═══ Data records ═══

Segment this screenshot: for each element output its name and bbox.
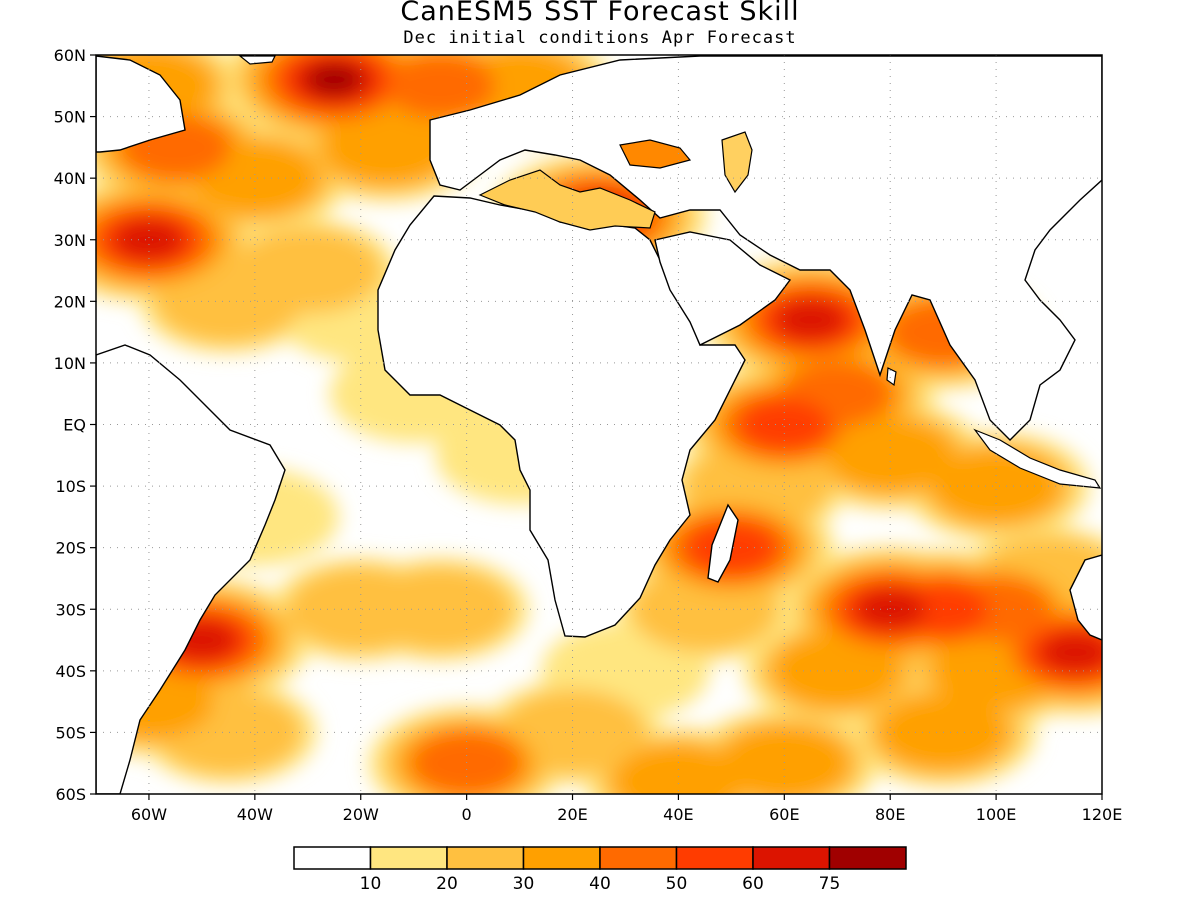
x-tick-label: 60E bbox=[769, 805, 799, 824]
y-tick-label: 20N bbox=[54, 292, 86, 311]
colorbar-label: 20 bbox=[436, 874, 458, 894]
arabia-outline bbox=[654, 231, 792, 346]
chart-title: CanESM5 SST Forecast Skill bbox=[400, 0, 800, 27]
madagascar-outline bbox=[707, 503, 739, 583]
x-tick-label: 60W bbox=[131, 805, 167, 824]
colorbar-swatch bbox=[446, 846, 525, 870]
y-tick-label: 50S bbox=[55, 723, 86, 742]
indonesia-outline bbox=[973, 428, 1102, 489]
colorbar: 10 20 30 40 50 60 75 bbox=[293, 846, 907, 894]
colorbar-label: 50 bbox=[666, 874, 688, 894]
x-tick-label: 80E bbox=[875, 805, 905, 824]
y-tick-label: 60S bbox=[55, 785, 86, 804]
sri-lanka-outline bbox=[886, 367, 897, 387]
colorbar-label: 30 bbox=[513, 874, 535, 894]
y-tick-label: 30S bbox=[55, 600, 86, 619]
x-tick-label: 40E bbox=[663, 805, 693, 824]
skill-contour bbox=[825, 417, 956, 494]
x-tick-label: 20W bbox=[343, 805, 379, 824]
skill-contour bbox=[719, 725, 850, 794]
south-america-outline bbox=[96, 344, 286, 794]
australia-outline bbox=[1069, 554, 1102, 641]
skill-contour bbox=[384, 55, 496, 118]
black-sea-outline bbox=[619, 139, 692, 169]
continents bbox=[96, 55, 1102, 794]
y-tick-label: 20S bbox=[55, 539, 86, 558]
x-tick-label: 100E bbox=[976, 805, 1017, 824]
skill-contour bbox=[738, 397, 830, 452]
x-tick-label: 40W bbox=[237, 805, 273, 824]
colorbar-label: 60 bbox=[742, 874, 764, 894]
y-tick-label: 30N bbox=[54, 231, 86, 250]
x-tick-label: 0 bbox=[462, 805, 472, 824]
skill-contour bbox=[322, 109, 453, 186]
y-tick-label: 10S bbox=[55, 477, 86, 496]
y-axis: 60N 50N 40N 30N 20N 10N EQ 10S 20S 30S 40S 50S 60S bbox=[54, 46, 96, 804]
y-tick-label: 60N bbox=[54, 46, 86, 65]
x-tick-label: 120E bbox=[1082, 805, 1123, 824]
colorbar-label: 75 bbox=[819, 874, 841, 894]
colorbar-swatch bbox=[369, 846, 448, 870]
y-tick-label: 40N bbox=[54, 169, 86, 188]
skill-contour bbox=[613, 743, 744, 794]
colorbar-swatch bbox=[675, 846, 754, 870]
colorbar-swatch bbox=[522, 846, 601, 870]
skill-contour bbox=[233, 227, 383, 314]
colorbar-swatch bbox=[752, 846, 831, 870]
skill-contour bbox=[365, 565, 515, 653]
colorbar-swatch bbox=[293, 846, 372, 870]
eurasia-outline bbox=[429, 55, 1102, 441]
north-america-outline bbox=[96, 55, 186, 153]
y-tick-label: 40S bbox=[55, 662, 86, 681]
colorbar-swatch bbox=[599, 846, 678, 870]
skill-contour bbox=[1039, 631, 1102, 674]
y-tick-label: 10N bbox=[54, 354, 86, 373]
iceland-outline bbox=[238, 55, 276, 65]
skill-contour bbox=[307, 64, 361, 96]
skill-contour bbox=[112, 218, 185, 261]
y-tick-label: EQ bbox=[63, 416, 86, 435]
mediterranean-outline bbox=[478, 169, 656, 231]
colorbar-swatch bbox=[828, 846, 907, 870]
y-tick-label: 50N bbox=[54, 108, 86, 127]
colorbar-label: 10 bbox=[360, 874, 382, 894]
africa-outline bbox=[377, 195, 746, 638]
skill-contour bbox=[411, 731, 522, 794]
caspian-outline bbox=[721, 131, 753, 194]
colorbar-label: 40 bbox=[589, 874, 611, 894]
x-tick-label: 20E bbox=[557, 805, 587, 824]
skill-contour bbox=[854, 588, 927, 631]
chart-subtitle: Dec initial conditions Apr Forecast bbox=[403, 28, 797, 48]
x-axis: 60W 40W 20W 0 20E 40E 60E 80E 100E 120E bbox=[131, 794, 1122, 824]
skill-contour bbox=[774, 298, 847, 341]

═══

- _Your objective_
Pick out every line in the records that contains the string "swatch" and copy each one in full.

- _Result of this exercise_
colorbar-swatch bbox=[446, 846, 525, 870]
colorbar-swatch bbox=[369, 846, 448, 870]
colorbar-swatch bbox=[675, 846, 754, 870]
colorbar-swatch bbox=[522, 846, 601, 870]
colorbar-swatch bbox=[752, 846, 831, 870]
colorbar-swatch bbox=[293, 846, 372, 870]
colorbar-swatch bbox=[599, 846, 678, 870]
colorbar-swatch bbox=[828, 846, 907, 870]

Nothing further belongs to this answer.